* [Your goal]: Exactly as written, print each record in the listing.

* [Data for this task]:
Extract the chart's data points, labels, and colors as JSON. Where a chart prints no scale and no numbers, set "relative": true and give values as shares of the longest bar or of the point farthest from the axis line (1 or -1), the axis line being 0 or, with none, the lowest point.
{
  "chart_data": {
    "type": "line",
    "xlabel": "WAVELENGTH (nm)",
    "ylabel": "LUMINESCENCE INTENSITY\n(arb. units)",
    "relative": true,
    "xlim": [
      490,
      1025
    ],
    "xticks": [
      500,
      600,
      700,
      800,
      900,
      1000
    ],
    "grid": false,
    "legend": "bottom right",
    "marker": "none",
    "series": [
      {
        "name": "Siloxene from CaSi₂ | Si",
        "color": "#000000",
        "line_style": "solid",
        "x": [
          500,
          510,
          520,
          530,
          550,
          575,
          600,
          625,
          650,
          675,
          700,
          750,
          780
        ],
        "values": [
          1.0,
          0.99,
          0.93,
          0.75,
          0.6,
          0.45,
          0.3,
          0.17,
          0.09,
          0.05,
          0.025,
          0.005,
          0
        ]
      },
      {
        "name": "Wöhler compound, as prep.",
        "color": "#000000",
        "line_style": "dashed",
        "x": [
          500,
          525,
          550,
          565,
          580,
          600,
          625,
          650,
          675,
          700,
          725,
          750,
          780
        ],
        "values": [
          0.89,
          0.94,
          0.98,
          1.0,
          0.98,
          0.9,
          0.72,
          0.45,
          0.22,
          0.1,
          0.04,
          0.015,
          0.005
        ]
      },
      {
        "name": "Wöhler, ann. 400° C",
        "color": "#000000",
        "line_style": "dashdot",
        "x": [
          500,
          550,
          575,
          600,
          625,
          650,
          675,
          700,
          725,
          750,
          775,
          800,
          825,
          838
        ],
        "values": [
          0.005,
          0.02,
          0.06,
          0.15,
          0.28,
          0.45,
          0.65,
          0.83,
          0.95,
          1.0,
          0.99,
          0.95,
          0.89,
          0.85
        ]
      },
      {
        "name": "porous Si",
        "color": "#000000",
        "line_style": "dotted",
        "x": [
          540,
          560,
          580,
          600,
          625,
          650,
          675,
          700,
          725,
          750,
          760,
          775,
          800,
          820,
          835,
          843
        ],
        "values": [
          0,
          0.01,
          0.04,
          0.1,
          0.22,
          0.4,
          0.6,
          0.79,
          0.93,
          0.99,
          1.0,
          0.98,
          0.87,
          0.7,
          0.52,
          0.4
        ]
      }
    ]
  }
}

* [Answer to the problem]:
Extract the chart's data points, labels, and colors as JSON. Where a chart prints no scale and no numbers, set "relative": true and give values as shares of the longest bar or of the point farthest from the axis line (1 or -1), the axis line being 0 or, with none, the lowest point.
{
  "chart_data": {
    "type": "line",
    "xlabel": "WAVELENGTH (nm)",
    "ylabel": "LUMINESCENCE INTENSITY\n(arb. units)",
    "relative": true,
    "xlim": [
      490,
      1025
    ],
    "xticks": [
      500,
      600,
      700,
      800,
      900,
      1000
    ],
    "grid": false,
    "legend": "bottom right",
    "marker": "none",
    "series": [
      {
        "name": "Siloxene from CaSi₂ | Si",
        "color": "#000000",
        "line_style": "solid",
        "x": [
          500,
          510,
          520,
          530,
          550,
          575,
          600,
          625,
          650,
          675,
          700,
          750,
          780
        ],
        "values": [
          1.0,
          0.99,
          0.93,
          0.75,
          0.6,
          0.45,
          0.3,
          0.17,
          0.09,
          0.05,
          0.025,
          0.005,
          0
        ]
      },
      {
        "name": "Wöhler compound, as prep.",
        "color": "#000000",
        "line_style": "dashed",
        "x": [
          500,
          525,
          550,
          565,
          580,
          600,
          625,
          650,
          675,
          700,
          725,
          750,
          780
        ],
        "values": [
          0.89,
          0.94,
          0.98,
          1.0,
          0.98,
          0.9,
          0.72,
          0.45,
          0.22,
          0.1,
          0.04,
          0.015,
          0.005
        ]
      },
      {
        "name": "Wöhler, ann. 400° C",
        "color": "#000000",
        "line_style": "dashdot",
        "x": [
          500,
          550,
          575,
          600,
          625,
          650,
          675,
          700,
          725,
          750,
          775,
          800,
          825,
          838
        ],
        "values": [
          0.005,
          0.02,
          0.06,
          0.15,
          0.28,
          0.45,
          0.65,
          0.83,
          0.95,
          1.0,
          0.99,
          0.95,
          0.89,
          0.85
        ]
      },
      {
        "name": "porous Si",
        "color": "#000000",
        "line_style": "dotted",
        "x": [
          540,
          560,
          580,
          600,
          625,
          650,
          675,
          700,
          725,
          750,
          760,
          775,
          800,
          820,
          835,
          843
        ],
        "values": [
          0,
          0.01,
          0.04,
          0.1,
          0.22,
          0.4,
          0.6,
          0.79,
          0.93,
          0.99,
          1.0,
          0.98,
          0.87,
          0.7,
          0.52,
          0.4
        ]
      }
    ]
  }
}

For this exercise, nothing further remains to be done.